[Extracted records]
^^^^^^^^
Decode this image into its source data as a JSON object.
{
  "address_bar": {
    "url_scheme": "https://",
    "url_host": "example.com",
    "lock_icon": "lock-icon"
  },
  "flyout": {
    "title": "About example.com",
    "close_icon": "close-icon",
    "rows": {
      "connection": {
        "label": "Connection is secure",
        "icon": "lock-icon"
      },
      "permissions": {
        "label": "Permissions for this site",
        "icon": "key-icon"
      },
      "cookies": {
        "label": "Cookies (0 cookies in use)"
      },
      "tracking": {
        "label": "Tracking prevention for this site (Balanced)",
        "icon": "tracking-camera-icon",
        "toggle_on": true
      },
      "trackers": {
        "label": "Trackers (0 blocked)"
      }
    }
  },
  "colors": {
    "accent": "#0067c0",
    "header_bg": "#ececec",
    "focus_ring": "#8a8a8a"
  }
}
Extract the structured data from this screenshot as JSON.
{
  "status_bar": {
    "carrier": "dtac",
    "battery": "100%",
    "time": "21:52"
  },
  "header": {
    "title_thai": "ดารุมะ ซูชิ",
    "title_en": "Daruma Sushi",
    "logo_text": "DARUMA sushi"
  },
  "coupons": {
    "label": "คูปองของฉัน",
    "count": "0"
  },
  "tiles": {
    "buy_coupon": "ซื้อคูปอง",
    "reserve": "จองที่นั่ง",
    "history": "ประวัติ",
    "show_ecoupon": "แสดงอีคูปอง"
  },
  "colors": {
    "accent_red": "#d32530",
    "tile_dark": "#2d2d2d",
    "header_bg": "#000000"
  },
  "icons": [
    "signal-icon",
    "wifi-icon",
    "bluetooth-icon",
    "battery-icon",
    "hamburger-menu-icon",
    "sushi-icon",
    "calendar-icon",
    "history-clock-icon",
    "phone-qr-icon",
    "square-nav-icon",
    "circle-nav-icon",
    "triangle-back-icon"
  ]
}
^^^^^^^^
What is needed >> Copy each line of the data above without altering a single character.

Correct result >>
Decode this image into its source data as a JSON object.
{
  "address_bar": {
    "url_scheme": "https://",
    "url_host": "example.com",
    "lock_icon": "lock-icon"
  },
  "flyout": {
    "title": "About example.com",
    "close_icon": "close-icon",
    "rows": {
      "connection": {
        "label": "Connection is secure",
        "icon": "lock-icon"
      },
      "permissions": {
        "label": "Permissions for this site",
        "icon": "key-icon"
      },
      "cookies": {
        "label": "Cookies (0 cookies in use)"
      },
      "tracking": {
        "label": "Tracking prevention for this site (Balanced)",
        "icon": "tracking-camera-icon",
        "toggle_on": true
      },
      "trackers": {
        "label": "Trackers (0 blocked)"
      }
    }
  },
  "colors": {
    "accent": "#0067c0",
    "header_bg": "#ececec",
    "focus_ring": "#8a8a8a"
  }
}
Extract the structured data from this screenshot as JSON.
{
  "status_bar": {
    "carrier": "dtac",
    "battery": "100%",
    "time": "21:52"
  },
  "header": {
    "title_thai": "ดารุมะ ซูชิ",
    "title_en": "Daruma Sushi",
    "logo_text": "DARUMA sushi"
  },
  "coupons": {
    "label": "คูปองของฉัน",
    "count": "0"
  },
  "tiles": {
    "buy_coupon": "ซื้อคูปอง",
    "reserve": "จองที่นั่ง",
    "history": "ประวัติ",
    "show_ecoupon": "แสดงอีคูปอง"
  },
  "colors": {
    "accent_red": "#d32530",
    "tile_dark": "#2d2d2d",
    "header_bg": "#000000"
  },
  "icons": [
    "signal-icon",
    "wifi-icon",
    "bluetooth-icon",
    "battery-icon",
    "hamburger-menu-icon",
    "sushi-icon",
    "calendar-icon",
    "history-clock-icon",
    "phone-qr-icon",
    "square-nav-icon",
    "circle-nav-icon",
    "triangle-back-icon"
  ]
}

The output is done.